TASK STATEMENT: Count each line in which the word "chevron" appears. Reply with the total and nothing more.

[BEGIN SOURCE MATERIAL]

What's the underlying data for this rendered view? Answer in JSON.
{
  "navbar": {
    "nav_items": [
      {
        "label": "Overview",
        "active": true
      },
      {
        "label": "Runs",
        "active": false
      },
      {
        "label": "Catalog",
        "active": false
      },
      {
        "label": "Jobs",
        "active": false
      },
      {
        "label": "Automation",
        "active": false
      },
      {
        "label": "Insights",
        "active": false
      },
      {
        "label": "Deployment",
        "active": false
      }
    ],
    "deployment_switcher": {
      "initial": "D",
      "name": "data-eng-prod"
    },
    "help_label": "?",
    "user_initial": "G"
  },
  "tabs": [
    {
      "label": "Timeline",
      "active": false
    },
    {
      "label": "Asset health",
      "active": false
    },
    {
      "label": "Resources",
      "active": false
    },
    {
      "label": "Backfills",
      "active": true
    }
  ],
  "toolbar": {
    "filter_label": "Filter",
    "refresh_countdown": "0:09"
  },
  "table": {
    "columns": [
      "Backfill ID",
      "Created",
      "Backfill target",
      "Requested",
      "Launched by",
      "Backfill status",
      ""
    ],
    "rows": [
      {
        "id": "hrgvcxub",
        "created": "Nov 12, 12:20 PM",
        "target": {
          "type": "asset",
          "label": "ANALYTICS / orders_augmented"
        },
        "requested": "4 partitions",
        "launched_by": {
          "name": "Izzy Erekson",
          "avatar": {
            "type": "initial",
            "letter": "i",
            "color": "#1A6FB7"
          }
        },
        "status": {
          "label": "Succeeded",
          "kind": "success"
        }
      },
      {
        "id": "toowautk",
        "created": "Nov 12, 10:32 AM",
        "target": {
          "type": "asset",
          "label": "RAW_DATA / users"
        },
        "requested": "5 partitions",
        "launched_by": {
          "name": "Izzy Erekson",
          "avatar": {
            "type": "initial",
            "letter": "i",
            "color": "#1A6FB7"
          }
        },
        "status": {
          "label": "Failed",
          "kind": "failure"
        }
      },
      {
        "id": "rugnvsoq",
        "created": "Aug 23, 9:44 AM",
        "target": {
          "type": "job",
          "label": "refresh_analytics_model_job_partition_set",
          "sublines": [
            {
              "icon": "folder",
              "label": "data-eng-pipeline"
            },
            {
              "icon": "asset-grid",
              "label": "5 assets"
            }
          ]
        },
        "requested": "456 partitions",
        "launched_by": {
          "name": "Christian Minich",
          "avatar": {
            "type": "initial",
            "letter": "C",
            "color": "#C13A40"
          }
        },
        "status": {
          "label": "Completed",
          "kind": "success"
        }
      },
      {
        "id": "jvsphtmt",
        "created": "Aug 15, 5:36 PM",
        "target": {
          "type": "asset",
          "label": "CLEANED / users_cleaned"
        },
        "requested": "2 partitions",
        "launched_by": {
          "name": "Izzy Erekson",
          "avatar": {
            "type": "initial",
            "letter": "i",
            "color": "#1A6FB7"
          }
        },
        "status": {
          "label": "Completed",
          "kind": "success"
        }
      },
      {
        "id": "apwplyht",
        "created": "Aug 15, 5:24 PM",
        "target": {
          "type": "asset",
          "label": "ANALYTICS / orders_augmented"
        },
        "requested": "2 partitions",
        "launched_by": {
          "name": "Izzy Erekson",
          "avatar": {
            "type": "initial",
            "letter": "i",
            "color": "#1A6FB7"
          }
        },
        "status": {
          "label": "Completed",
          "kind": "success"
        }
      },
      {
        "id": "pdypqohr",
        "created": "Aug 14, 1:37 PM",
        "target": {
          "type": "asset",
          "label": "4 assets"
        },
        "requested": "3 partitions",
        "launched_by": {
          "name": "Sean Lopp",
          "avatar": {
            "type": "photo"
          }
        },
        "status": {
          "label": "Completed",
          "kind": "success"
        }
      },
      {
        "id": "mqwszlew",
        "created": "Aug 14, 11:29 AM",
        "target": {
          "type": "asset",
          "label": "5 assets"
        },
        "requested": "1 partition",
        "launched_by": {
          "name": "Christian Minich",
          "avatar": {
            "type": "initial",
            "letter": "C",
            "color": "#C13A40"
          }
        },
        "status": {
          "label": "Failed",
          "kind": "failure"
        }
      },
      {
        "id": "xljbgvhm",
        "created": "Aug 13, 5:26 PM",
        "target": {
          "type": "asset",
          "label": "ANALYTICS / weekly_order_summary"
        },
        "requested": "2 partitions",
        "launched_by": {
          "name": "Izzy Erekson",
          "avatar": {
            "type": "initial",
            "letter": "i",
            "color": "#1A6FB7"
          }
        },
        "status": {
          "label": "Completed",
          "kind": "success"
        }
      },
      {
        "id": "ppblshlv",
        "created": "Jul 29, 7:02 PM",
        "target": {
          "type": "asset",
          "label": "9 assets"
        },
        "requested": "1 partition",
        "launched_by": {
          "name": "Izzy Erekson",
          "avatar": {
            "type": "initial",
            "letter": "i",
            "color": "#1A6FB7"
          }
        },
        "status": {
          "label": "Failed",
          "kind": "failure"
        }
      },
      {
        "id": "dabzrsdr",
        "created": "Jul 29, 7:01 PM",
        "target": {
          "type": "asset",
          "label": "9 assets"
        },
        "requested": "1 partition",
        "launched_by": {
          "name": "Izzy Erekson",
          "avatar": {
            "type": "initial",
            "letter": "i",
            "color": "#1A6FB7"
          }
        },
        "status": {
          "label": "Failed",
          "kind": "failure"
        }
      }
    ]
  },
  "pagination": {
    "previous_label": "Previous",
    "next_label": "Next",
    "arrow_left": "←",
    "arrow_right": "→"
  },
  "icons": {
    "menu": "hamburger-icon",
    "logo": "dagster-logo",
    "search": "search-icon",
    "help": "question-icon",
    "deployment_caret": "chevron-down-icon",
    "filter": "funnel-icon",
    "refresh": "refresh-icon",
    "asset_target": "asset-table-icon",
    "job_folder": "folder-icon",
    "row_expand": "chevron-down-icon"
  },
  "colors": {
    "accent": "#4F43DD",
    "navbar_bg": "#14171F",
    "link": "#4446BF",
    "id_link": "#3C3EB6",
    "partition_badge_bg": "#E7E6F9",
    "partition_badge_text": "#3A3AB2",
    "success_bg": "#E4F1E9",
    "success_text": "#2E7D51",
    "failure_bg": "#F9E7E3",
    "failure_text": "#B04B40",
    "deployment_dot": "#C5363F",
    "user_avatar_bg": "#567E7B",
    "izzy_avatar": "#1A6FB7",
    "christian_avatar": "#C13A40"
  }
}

[END SOURCE MATERIAL]

SOLUTION BELOW: 2